### WHAT IS ASKED
Copy out the entries below in full and exactly.

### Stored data
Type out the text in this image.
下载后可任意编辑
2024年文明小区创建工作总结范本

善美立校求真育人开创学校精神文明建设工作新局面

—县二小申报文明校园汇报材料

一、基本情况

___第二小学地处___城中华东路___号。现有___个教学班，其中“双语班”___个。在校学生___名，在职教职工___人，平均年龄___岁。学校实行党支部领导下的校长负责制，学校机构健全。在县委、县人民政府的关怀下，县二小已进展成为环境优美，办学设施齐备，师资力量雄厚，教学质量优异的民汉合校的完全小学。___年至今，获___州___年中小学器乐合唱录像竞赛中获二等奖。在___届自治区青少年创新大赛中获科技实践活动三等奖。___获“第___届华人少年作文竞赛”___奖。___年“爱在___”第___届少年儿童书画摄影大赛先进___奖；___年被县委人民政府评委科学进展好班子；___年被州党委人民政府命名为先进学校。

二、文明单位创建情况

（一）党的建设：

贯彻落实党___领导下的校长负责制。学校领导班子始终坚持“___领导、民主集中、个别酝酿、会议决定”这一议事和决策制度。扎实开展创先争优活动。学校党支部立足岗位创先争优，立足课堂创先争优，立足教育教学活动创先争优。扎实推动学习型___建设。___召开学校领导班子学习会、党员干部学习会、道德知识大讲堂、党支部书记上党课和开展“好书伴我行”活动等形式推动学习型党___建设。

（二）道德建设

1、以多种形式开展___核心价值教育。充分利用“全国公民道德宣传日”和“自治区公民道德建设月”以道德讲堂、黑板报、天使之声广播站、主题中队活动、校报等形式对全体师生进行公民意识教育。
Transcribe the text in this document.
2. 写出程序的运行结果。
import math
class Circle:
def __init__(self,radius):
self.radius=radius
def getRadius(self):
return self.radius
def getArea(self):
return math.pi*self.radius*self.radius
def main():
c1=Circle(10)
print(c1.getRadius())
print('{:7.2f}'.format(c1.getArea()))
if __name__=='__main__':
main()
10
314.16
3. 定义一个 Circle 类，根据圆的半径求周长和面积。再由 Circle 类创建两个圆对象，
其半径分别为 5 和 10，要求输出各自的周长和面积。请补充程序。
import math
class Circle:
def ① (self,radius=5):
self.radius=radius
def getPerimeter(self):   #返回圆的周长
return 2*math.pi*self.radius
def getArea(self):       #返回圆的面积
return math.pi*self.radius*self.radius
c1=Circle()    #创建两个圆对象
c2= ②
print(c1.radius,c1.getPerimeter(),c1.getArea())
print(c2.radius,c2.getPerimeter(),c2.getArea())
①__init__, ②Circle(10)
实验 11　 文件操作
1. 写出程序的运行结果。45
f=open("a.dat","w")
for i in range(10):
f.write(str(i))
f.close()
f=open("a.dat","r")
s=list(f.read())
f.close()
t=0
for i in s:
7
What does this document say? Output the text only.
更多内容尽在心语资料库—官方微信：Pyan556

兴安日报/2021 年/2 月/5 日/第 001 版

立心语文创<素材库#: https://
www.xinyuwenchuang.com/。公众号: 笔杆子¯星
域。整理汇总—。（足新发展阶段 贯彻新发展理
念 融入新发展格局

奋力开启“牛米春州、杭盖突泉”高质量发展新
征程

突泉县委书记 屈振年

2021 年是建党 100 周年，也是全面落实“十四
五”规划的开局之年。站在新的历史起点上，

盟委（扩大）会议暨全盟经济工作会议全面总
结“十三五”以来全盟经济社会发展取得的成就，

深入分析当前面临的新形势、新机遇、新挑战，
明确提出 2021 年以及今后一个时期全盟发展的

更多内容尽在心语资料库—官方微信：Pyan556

### RESULT OF THE EXERCISE
Type out the text in this image.
下载后可任意编辑
2024年文明小区创建工作总结范本

善美立校求真育人开创学校精神文明建设工作新局面

—县二小申报文明校园汇报材料

一、基本情况

___第二小学地处___城中华东路___号。现有___个教学班，其中“双语班”___个。在校学生___名，在职教职工___人，平均年龄___岁。学校实行党支部领导下的校长负责制，学校机构健全。在县委、县人民政府的关怀下，县二小已进展成为环境优美，办学设施齐备，师资力量雄厚，教学质量优异的民汉合校的完全小学。___年至今，获___州___年中小学器乐合唱录像竞赛中获二等奖。在___届自治区青少年创新大赛中获科技实践活动三等奖。___获“第___届华人少年作文竞赛”___奖。___年“爱在___”第___届少年儿童书画摄影大赛先进___奖；___年被县委人民政府评委科学进展好班子；___年被州党委人民政府命名为先进学校。

二、文明单位创建情况

（一）党的建设：

贯彻落实党___领导下的校长负责制。学校领导班子始终坚持“___领导、民主集中、个别酝酿、会议决定”这一议事和决策制度。扎实开展创先争优活动。学校党支部立足岗位创先争优，立足课堂创先争优，立足教育教学活动创先争优。扎实推动学习型___建设。___召开学校领导班子学习会、党员干部学习会、道德知识大讲堂、党支部书记上党课和开展“好书伴我行”活动等形式推动学习型党___建设。

（二）道德建设

1、以多种形式开展___核心价值教育。充分利用“全国公民道德宣传日”和“自治区公民道德建设月”以道德讲堂、黑板报、天使之声广播站、主题中队活动、校报等形式对全体师生进行公民意识教育。
Transcribe the text in this document.
2. 写出程序的运行结果。
import math
class Circle:
def __init__(self,radius):
self.radius=radius
def getRadius(self):
return self.radius
def getArea(self):
return math.pi*self.radius*self.radius
def main():
c1=Circle(10)
print(c1.getRadius())
print('{:7.2f}'.format(c1.getArea()))
if __name__=='__main__':
main()
10
314.16
3. 定义一个 Circle 类，根据圆的半径求周长和面积。再由 Circle 类创建两个圆对象，
其半径分别为 5 和 10，要求输出各自的周长和面积。请补充程序。
import math
class Circle:
def ① (self,radius=5):
self.radius=radius
def getPerimeter(self):   #返回圆的周长
return 2*math.pi*self.radius
def getArea(self):       #返回圆的面积
return math.pi*self.radius*self.radius
c1=Circle()    #创建两个圆对象
c2= ②
print(c1.radius,c1.getPerimeter(),c1.getArea())
print(c2.radius,c2.getPerimeter(),c2.getArea())
①__init__, ②Circle(10)
实验 11　 文件操作
1. 写出程序的运行结果。45
f=open("a.dat","w")
for i in range(10):
f.write(str(i))
f.close()
f=open("a.dat","r")
s=list(f.read())
f.close()
t=0
for i in s:
7
What does this document say? Output the text only.
更多内容尽在心语资料库—官方微信：Pyan556

兴安日报/2021 年/2 月/5 日/第 001 版

立心语文创<素材库#: https://
www.xinyuwenchuang.com/。公众号: 笔杆子¯星
域。整理汇总—。（足新发展阶段 贯彻新发展理
念 融入新发展格局

奋力开启“牛米春州、杭盖突泉”高质量发展新
征程

突泉县委书记 屈振年

2021 年是建党 100 周年，也是全面落实“十四
五”规划的开局之年。站在新的历史起点上，

盟委（扩大）会议暨全盟经济工作会议全面总
结“十三五”以来全盟经济社会发展取得的成就，

深入分析当前面临的新形势、新机遇、新挑战，
明确提出 2021 年以及今后一个时期全盟发展的

更多内容尽在心语资料库—官方微信：Pyan556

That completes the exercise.